*Task material*:
——
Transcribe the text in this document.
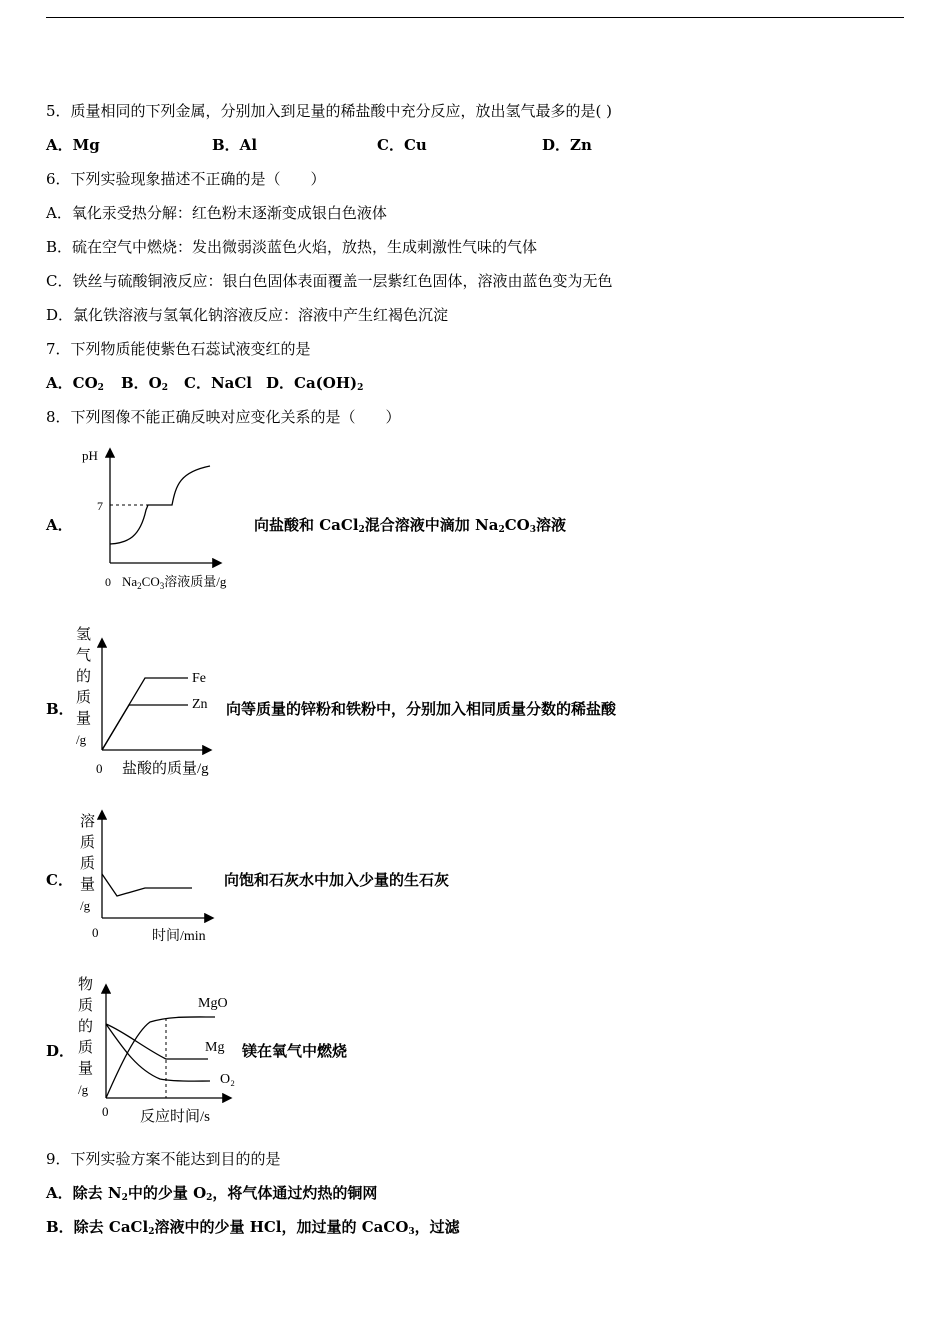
5．质量相同的下列金属，分别加入到足量的稀盐酸中充分反应，放出氢气最多的是( )
A．Mg	B．Al	C．Cu	D．Zn
6．下列实验现象描述不正确的是（　　）
A．氧化汞受热分解：红色粉末逐渐变成银白色液体
B．硫在空气中燃烧：发出微弱淡蓝色火焰，放热，生成刺激性气味的气体
C．铁丝与硫酸铜液反应：银白色固体表面覆盖一层紫红色固体，溶液由蓝色变为无色
D．氯化铁溶液与氢氧化钠溶液反应：溶液中产生红褐色沉淀
7．下列物质能使紫色石蕊试液变红的是
A．$CO_2$ B．$O_2$ C．NaCl D．$Ca(OH)_2$
8．下列图像不能正确反映对应变化关系的是（　　）
A．
pH
7
0 $Na_2CO_3$溶液质量/g
向盐酸和 CaCl$_2$混合溶液中滴加 $Na_2CO_3$溶液
B．
氢
气
的
质
量
/g
Fe
Zn
0 盐酸的质量/g
向等质量的锌粉和铁粉中，分别加入相同质量分数的稀盐酸
C．
溶
质
质
量
/g
0	时间/min
向饱和石灰水中加入少量的生石灰
D．
物
质
的
质
量
/g
MgO
Mg
O₂
0 反应时间/s
镁在氧气中燃烧
9．下列实验方案不能达到目的的是
A．除去 $N_2$中的少量 $O_2$，将气体通过灼热的铜网
B．除去 CaCl$_2$溶液中的少量 HCl，加过量的 CaCO$_3$，过滤
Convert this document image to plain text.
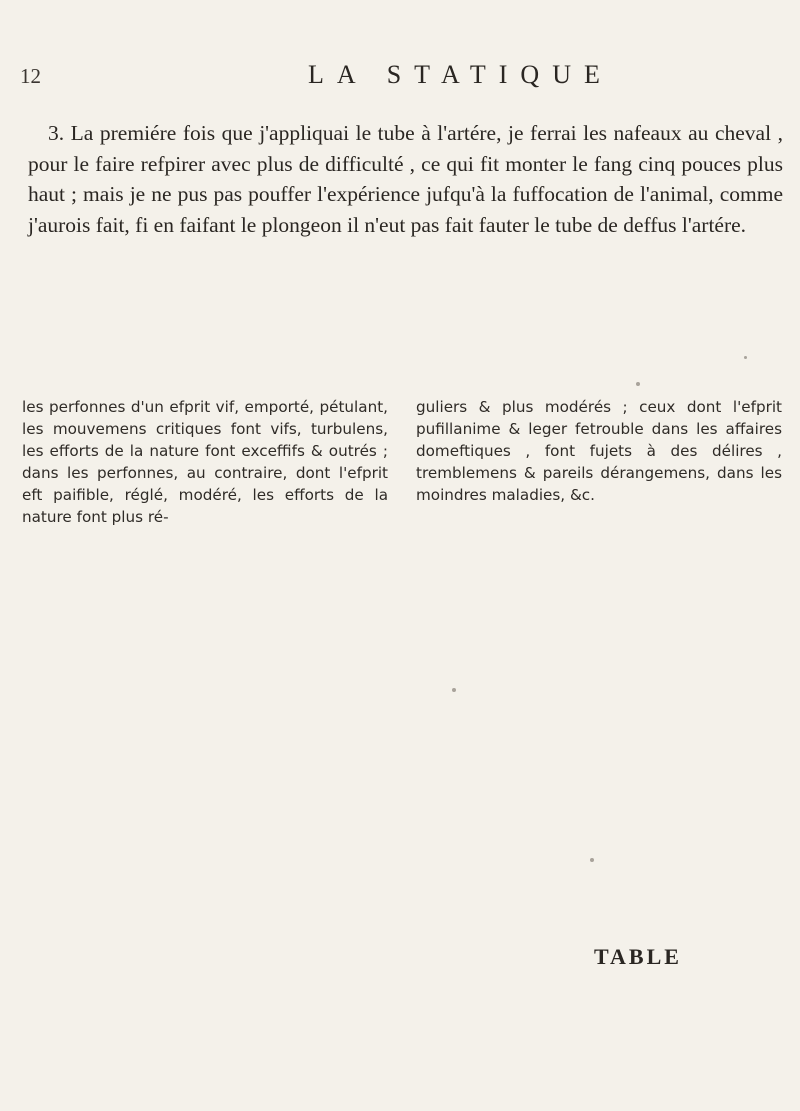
12	LA STATIQUE

3. La premiére fois que j'appliquai le tube à l'artére, je ferrai les nafeaux au cheval , pour le faire refpirer avec plus de difficulté , ce qui fit monter le fang cinq pouces plus haut ; mais je ne pus pas pouffer l'expérience jufqu'à la fuffocation de l'animal, comme j'aurois fait, fi en faifant le plongeon il n'eut pas fait fauter le tube de deffus l'artére.

les perfonnes d'un efprit vif, emporté, pétulant, les mouvemens critiques font vifs, turbulens, les efforts de la nature font exceffifs & outrés ; dans les perfonnes, au contraire, dont l'efprit eft paifible, réglé, modéré, les efforts de la nature font plus ré-

guliers & plus modérés ; ceux dont l'efprit pufillanime & leger fetrouble dans les affaires domeftiques , font fujets à des délires , tremblemens & pareils dérangemens, dans les moindres maladies, &c.

TABLE
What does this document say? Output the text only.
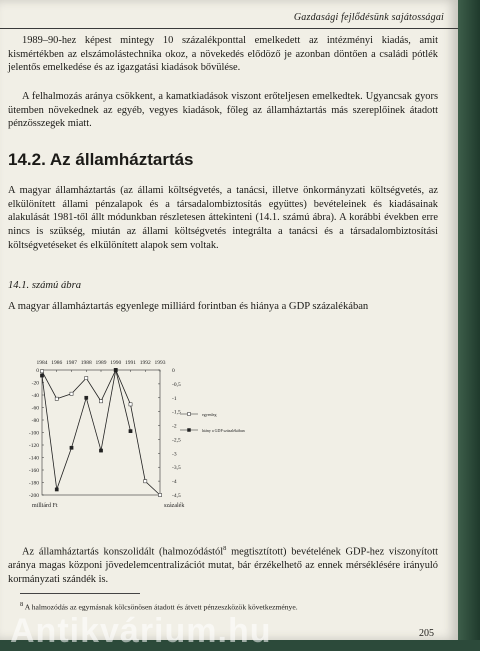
Gazdasági fejlődésünk sajátosságai
1989–90-hez képest mintegy 10 százalékponttal emelkedett az intézményi kiadás, amit kismértékben az elszámolástechnika okoz, a növekedés elődöző je azonban döntően a családi pótlék jelentős emelkedése és az igazgatási kiadások bővülése.
A felhalmozás aránya csökkent, a kamatkiadások viszont erőteljesen emelkedtek. Ugyancsak gyors ütemben növekednek az egyéb, vegyes kiadások, főleg az államháztartás más szereplőinek átadott pénzösszegek miatt.
14.2. Az államháztartás
A magyar államháztartás (az állami költségvetés, a tanácsi, illetve önkormányzati költségvetés, az elkülönített állami pénzalapok és a társadalombiztosítás együttes) bevételeinek és kiadásainak alakulását 1981-től állt módunkban részletesen áttekinteni (14.1. számú ábra). A korábbi években erre nincs is szükség, miután az állami költségvetés integrálta a tanácsi és a társadalombiztosítási költségvetéseket és elkülönített alapok sem voltak.
14.1. számú ábra
A magyar államháztartás egyenlege milliárd forintban és hiánya a GDP százalékában
1984 1986 1987 1988 1989 1990 1991 1992 1993
0
-20
-40
-60
-80
-100
-120
-140
-160
-180
-200
0
-0,5
-1
-1,5
-2
-2,5
-3
-3,5
-4
-4,5
milliárd Ft	százalék
egyenleg
hiány a GDP százalékában
Az államháztartás konszolidált (halmozódástól$^8$ megtisztított) bevételének GDP-hez viszonyított aránya magas közponi jövedelemcentralizációt mutat, bár érzékelhető az ennek mérséklésére irányuló kormányzati szándék is.
$^8$ A halmozódás az egymásnak kölcsönösen átadott és átvett pénzeszközök következménye.
Antikvárium.hu	205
——
*Problem description*:
Return the material word for word. Pictures are not part of the copy.

*Solution*:
Transcribe the text in this document.
5．质量相同的下列金属，分别加入到足量的稀盐酸中充分反应，放出氢气最多的是( )
A．Mg	B．Al	C．Cu	D．Zn
6．下列实验现象描述不正确的是（　　）
A．氧化汞受热分解：红色粉末逐渐变成银白色液体
B．硫在空气中燃烧：发出微弱淡蓝色火焰，放热，生成刺激性气味的气体
C．铁丝与硫酸铜液反应：银白色固体表面覆盖一层紫红色固体，溶液由蓝色变为无色
D．氯化铁溶液与氢氧化钠溶液反应：溶液中产生红褐色沉淀
7．下列物质能使紫色石蕊试液变红的是
A．$CO_2$ B．$O_2$ C．NaCl D．$Ca(OH)_2$
8．下列图像不能正确反映对应变化关系的是（　　）
A．
pH
7
0 $Na_2CO_3$溶液质量/g
向盐酸和 CaCl$_2$混合溶液中滴加 $Na_2CO_3$溶液
B．
氢
气
的
质
量
/g
Fe
Zn
0 盐酸的质量/g
向等质量的锌粉和铁粉中，分别加入相同质量分数的稀盐酸
C．
溶
质
质
量
/g
0	时间/min
向饱和石灰水中加入少量的生石灰
D．
物
质
的
质
量
/g
MgO
Mg
O₂
0 反应时间/s
镁在氧气中燃烧
9．下列实验方案不能达到目的的是
A．除去 $N_2$中的少量 $O_2$，将气体通过灼热的铜网
B．除去 CaCl$_2$溶液中的少量 HCl，加过量的 CaCO$_3$，过滤
Convert this document image to plain text.
12	LA STATIQUE

3. La premiére fois que j'appliquai le tube à l'artére, je ferrai les nafeaux au cheval , pour le faire refpirer avec plus de difficulté , ce qui fit monter le fang cinq pouces plus haut ; mais je ne pus pas pouffer l'expérience jufqu'à la fuffocation de l'animal, comme j'aurois fait, fi en faifant le plongeon il n'eut pas fait fauter le tube de deffus l'artére.

les perfonnes d'un efprit vif, emporté, pétulant, les mouvemens critiques font vifs, turbulens, les efforts de la nature font exceffifs & outrés ; dans les perfonnes, au contraire, dont l'efprit eft paifible, réglé, modéré, les efforts de la nature font plus ré-

guliers & plus modérés ; ceux dont l'efprit pufillanime & leger fetrouble dans les affaires domeftiques , font fujets à des délires , tremblemens & pareils dérangemens, dans les moindres maladies, &c.

TABLE
What does this document say? Output the text only.
Gazdasági fejlődésünk sajátosságai
1989–90-hez képest mintegy 10 százalékponttal emelkedett az intézményi kiadás, amit kismértékben az elszámolástechnika okoz, a növekedés elődöző je azonban döntően a családi pótlék jelentős emelkedése és az igazgatási kiadások bővülése.
A felhalmozás aránya csökkent, a kamatkiadások viszont erőteljesen emelkedtek. Ugyancsak gyors ütemben növekednek az egyéb, vegyes kiadások, főleg az államháztartás más szereplőinek átadott pénzösszegek miatt.
14.2. Az államháztartás
A magyar államháztartás (az állami költségvetés, a tanácsi, illetve önkormányzati költségvetés, az elkülönített állami pénzalapok és a társadalombiztosítás együttes) bevételeinek és kiadásainak alakulását 1981-től állt módunkban részletesen áttekinteni (14.1. számú ábra). A korábbi években erre nincs is szükség, miután az állami költségvetés integrálta a tanácsi és a társadalombiztosítási költségvetéseket és elkülönített alapok sem voltak.
14.1. számú ábra
A magyar államháztartás egyenlege milliárd forintban és hiánya a GDP százalékában
1984 1986 1987 1988 1989 1990 1991 1992 1993
0
-20
-40
-60
-80
-100
-120
-140
-160
-180
-200
0
-0,5
-1
-1,5
-2
-2,5
-3
-3,5
-4
-4,5
milliárd Ft	százalék
egyenleg
hiány a GDP százalékában
Az államháztartás konszolidált (halmozódástól$^8$ megtisztított) bevételének GDP-hez viszonyított aránya magas közponi jövedelemcentralizációt mutat, bár érzékelhető az ennek mérséklésére irányuló kormányzati szándék is.
$^8$ A halmozódás az egymásnak kölcsönösen átadott és átvett pénzeszközök következménye.
Antikvárium.hu	205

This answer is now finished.